## The exercise
Restate every line of the material, word for word.

(Data entries)
════════════════════

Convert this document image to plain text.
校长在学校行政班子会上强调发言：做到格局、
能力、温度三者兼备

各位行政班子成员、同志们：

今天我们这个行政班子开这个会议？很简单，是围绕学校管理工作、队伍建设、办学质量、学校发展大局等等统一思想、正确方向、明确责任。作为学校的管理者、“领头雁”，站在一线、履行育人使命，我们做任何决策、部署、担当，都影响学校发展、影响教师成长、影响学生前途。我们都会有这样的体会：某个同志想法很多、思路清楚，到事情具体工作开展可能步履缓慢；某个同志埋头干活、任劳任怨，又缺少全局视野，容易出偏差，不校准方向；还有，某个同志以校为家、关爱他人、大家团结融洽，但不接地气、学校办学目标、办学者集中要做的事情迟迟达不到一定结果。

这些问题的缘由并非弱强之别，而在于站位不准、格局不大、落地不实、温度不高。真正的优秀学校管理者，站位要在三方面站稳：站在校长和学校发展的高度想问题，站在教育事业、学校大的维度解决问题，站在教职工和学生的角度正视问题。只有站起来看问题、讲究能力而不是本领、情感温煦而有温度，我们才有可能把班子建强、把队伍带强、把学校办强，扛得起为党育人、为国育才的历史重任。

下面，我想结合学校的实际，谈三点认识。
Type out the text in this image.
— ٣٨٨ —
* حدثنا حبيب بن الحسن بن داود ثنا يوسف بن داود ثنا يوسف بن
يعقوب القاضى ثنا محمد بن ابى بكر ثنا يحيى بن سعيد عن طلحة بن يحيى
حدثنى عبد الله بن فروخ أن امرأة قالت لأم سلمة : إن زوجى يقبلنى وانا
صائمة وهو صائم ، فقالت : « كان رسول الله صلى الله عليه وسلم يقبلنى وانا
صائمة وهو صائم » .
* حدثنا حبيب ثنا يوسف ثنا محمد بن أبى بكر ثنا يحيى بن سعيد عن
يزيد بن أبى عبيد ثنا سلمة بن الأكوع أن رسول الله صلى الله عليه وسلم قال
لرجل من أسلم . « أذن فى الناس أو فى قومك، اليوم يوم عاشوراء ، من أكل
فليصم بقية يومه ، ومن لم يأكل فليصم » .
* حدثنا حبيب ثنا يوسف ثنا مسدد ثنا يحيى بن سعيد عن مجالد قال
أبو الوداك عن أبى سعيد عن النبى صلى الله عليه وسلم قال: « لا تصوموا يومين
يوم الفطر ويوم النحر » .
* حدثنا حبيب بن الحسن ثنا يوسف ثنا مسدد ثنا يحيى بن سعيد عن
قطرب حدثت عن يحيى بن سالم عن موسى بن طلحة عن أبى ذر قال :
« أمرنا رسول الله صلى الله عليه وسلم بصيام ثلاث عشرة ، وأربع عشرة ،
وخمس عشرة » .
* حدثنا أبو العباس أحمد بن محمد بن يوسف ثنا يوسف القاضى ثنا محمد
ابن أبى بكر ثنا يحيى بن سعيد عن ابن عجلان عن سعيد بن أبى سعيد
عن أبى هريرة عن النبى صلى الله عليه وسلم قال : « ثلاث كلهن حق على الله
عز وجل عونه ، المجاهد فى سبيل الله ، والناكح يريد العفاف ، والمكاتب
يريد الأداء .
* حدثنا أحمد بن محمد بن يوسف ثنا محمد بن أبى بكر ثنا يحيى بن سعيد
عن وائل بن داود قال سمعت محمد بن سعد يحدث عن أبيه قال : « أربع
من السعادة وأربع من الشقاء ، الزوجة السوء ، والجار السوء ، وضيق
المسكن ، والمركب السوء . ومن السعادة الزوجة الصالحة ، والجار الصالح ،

════════════════════

## Exercise output
Convert this document image to plain text.
校长在学校行政班子会上强调发言：做到格局、
能力、温度三者兼备

各位行政班子成员、同志们：

今天我们这个行政班子开这个会议？很简单，是围绕学校管理工作、队伍建设、办学质量、学校发展大局等等统一思想、正确方向、明确责任。作为学校的管理者、“领头雁”，站在一线、履行育人使命，我们做任何决策、部署、担当，都影响学校发展、影响教师成长、影响学生前途。我们都会有这样的体会：某个同志想法很多、思路清楚，到事情具体工作开展可能步履缓慢；某个同志埋头干活、任劳任怨，又缺少全局视野，容易出偏差，不校准方向；还有，某个同志以校为家、关爱他人、大家团结融洽，但不接地气、学校办学目标、办学者集中要做的事情迟迟达不到一定结果。

这些问题的缘由并非弱强之别，而在于站位不准、格局不大、落地不实、温度不高。真正的优秀学校管理者，站位要在三方面站稳：站在校长和学校发展的高度想问题，站在教育事业、学校大的维度解决问题，站在教职工和学生的角度正视问题。只有站起来看问题、讲究能力而不是本领、情感温煦而有温度，我们才有可能把班子建强、把队伍带强、把学校办强，扛得起为党育人、为国育才的历史重任。

下面，我想结合学校的实际，谈三点认识。
Type out the text in this image.
— ٣٨٨ —
* حدثنا حبيب بن الحسن بن داود ثنا يوسف بن داود ثنا يوسف بن
يعقوب القاضى ثنا محمد بن ابى بكر ثنا يحيى بن سعيد عن طلحة بن يحيى
حدثنى عبد الله بن فروخ أن امرأة قالت لأم سلمة : إن زوجى يقبلنى وانا
صائمة وهو صائم ، فقالت : « كان رسول الله صلى الله عليه وسلم يقبلنى وانا
صائمة وهو صائم » .
* حدثنا حبيب ثنا يوسف ثنا محمد بن أبى بكر ثنا يحيى بن سعيد عن
يزيد بن أبى عبيد ثنا سلمة بن الأكوع أن رسول الله صلى الله عليه وسلم قال
لرجل من أسلم . « أذن فى الناس أو فى قومك، اليوم يوم عاشوراء ، من أكل
فليصم بقية يومه ، ومن لم يأكل فليصم » .
* حدثنا حبيب ثنا يوسف ثنا مسدد ثنا يحيى بن سعيد عن مجالد قال
أبو الوداك عن أبى سعيد عن النبى صلى الله عليه وسلم قال: « لا تصوموا يومين
يوم الفطر ويوم النحر » .
* حدثنا حبيب بن الحسن ثنا يوسف ثنا مسدد ثنا يحيى بن سعيد عن
قطرب حدثت عن يحيى بن سالم عن موسى بن طلحة عن أبى ذر قال :
« أمرنا رسول الله صلى الله عليه وسلم بصيام ثلاث عشرة ، وأربع عشرة ،
وخمس عشرة » .
* حدثنا أبو العباس أحمد بن محمد بن يوسف ثنا يوسف القاضى ثنا محمد
ابن أبى بكر ثنا يحيى بن سعيد عن ابن عجلان عن سعيد بن أبى سعيد
عن أبى هريرة عن النبى صلى الله عليه وسلم قال : « ثلاث كلهن حق على الله
عز وجل عونه ، المجاهد فى سبيل الله ، والناكح يريد العفاف ، والمكاتب
يريد الأداء .
* حدثنا أحمد بن محمد بن يوسف ثنا محمد بن أبى بكر ثنا يحيى بن سعيد
عن وائل بن داود قال سمعت محمد بن سعد يحدث عن أبيه قال : « أربع
من السعادة وأربع من الشقاء ، الزوجة السوء ، والجار السوء ، وضيق
المسكن ، والمركب السوء . ومن السعادة الزوجة الصالحة ، والجار الصالح ،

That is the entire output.